Given exercise: Each entry that follows is to be retyped exactly. Pictures do not belong in the copy.

Recorded information:
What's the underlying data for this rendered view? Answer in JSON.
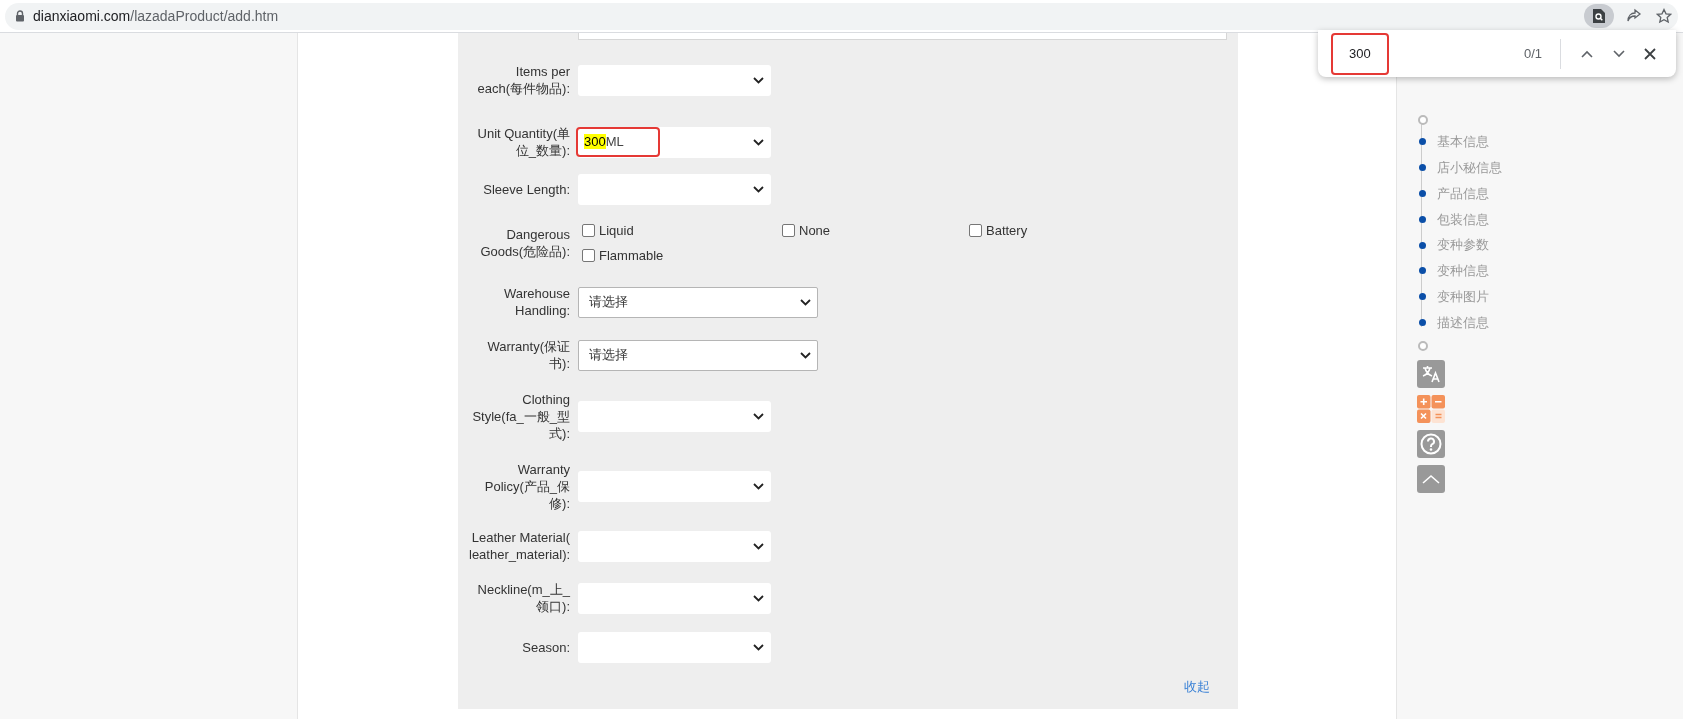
{
  "address_bar": {
    "host": "dianxiaomi.com",
    "path": "/lazadaProduct/add.htm"
  },
  "find_bar": {
    "query": "300",
    "annotated": true,
    "count": "0/1"
  },
  "form": {
    "rows": [
      {
        "kind": "dropdown",
        "label": "Items per each(每件物品):"
      },
      {
        "kind": "dropdown",
        "label": "Unit Quantity(单位_数量):",
        "annotated": true,
        "value_parts": [
          {
            "text": "300",
            "highlighted": true
          },
          {
            "text": "ML",
            "highlighted": false
          }
        ]
      },
      {
        "kind": "dropdown",
        "label": "Sleeve Length:"
      },
      {
        "kind": "checkboxes",
        "label": "Dangerous Goods(危险品):",
        "options": [
          {
            "label": "Liquid",
            "checked": false
          },
          {
            "label": "None",
            "checked": false
          },
          {
            "label": "Battery",
            "checked": false
          },
          {
            "label": "Flammable",
            "checked": false
          }
        ]
      },
      {
        "kind": "wide-dropdown",
        "label": "Warehouse Handling:",
        "value": "请选择"
      },
      {
        "kind": "wide-dropdown",
        "label": "Warranty(保证书):",
        "value": "请选择"
      },
      {
        "kind": "dropdown",
        "label": "Clothing Style(fa_一般_型式):"
      },
      {
        "kind": "dropdown",
        "label": "Warranty Policy(产品_保修):"
      },
      {
        "kind": "dropdown",
        "label": "Leather Material( leather_material):"
      },
      {
        "kind": "dropdown",
        "label": "Neckline(m_上_领口):"
      },
      {
        "kind": "dropdown",
        "label": "Season:"
      }
    ],
    "collapse_link": "收起"
  },
  "section_nav": {
    "items": [
      "基本信息",
      "店小秘信息",
      "产品信息",
      "包装信息",
      "变种参数",
      "变种信息",
      "变种图片",
      "描述信息"
    ]
  }
}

Solved exercise:
What's the underlying data for this rendered view? Answer in JSON.
{
  "address_bar": {
    "host": "dianxiaomi.com",
    "path": "/lazadaProduct/add.htm"
  },
  "find_bar": {
    "query": "300",
    "annotated": true,
    "count": "0/1"
  },
  "form": {
    "rows": [
      {
        "kind": "dropdown",
        "label": "Items per each(每件物品):"
      },
      {
        "kind": "dropdown",
        "label": "Unit Quantity(单位_数量):",
        "annotated": true,
        "value_parts": [
          {
            "text": "300",
            "highlighted": true
          },
          {
            "text": "ML",
            "highlighted": false
          }
        ]
      },
      {
        "kind": "dropdown",
        "label": "Sleeve Length:"
      },
      {
        "kind": "checkboxes",
        "label": "Dangerous Goods(危险品):",
        "options": [
          {
            "label": "Liquid",
            "checked": false
          },
          {
            "label": "None",
            "checked": false
          },
          {
            "label": "Battery",
            "checked": false
          },
          {
            "label": "Flammable",
            "checked": false
          }
        ]
      },
      {
        "kind": "wide-dropdown",
        "label": "Warehouse Handling:",
        "value": "请选择"
      },
      {
        "kind": "wide-dropdown",
        "label": "Warranty(保证书):",
        "value": "请选择"
      },
      {
        "kind": "dropdown",
        "label": "Clothing Style(fa_一般_型式):"
      },
      {
        "kind": "dropdown",
        "label": "Warranty Policy(产品_保修):"
      },
      {
        "kind": "dropdown",
        "label": "Leather Material( leather_material):"
      },
      {
        "kind": "dropdown",
        "label": "Neckline(m_上_领口):"
      },
      {
        "kind": "dropdown",
        "label": "Season:"
      }
    ],
    "collapse_link": "收起"
  },
  "section_nav": {
    "items": [
      "基本信息",
      "店小秘信息",
      "产品信息",
      "包装信息",
      "变种参数",
      "变种信息",
      "变种图片",
      "描述信息"
    ]
  }
}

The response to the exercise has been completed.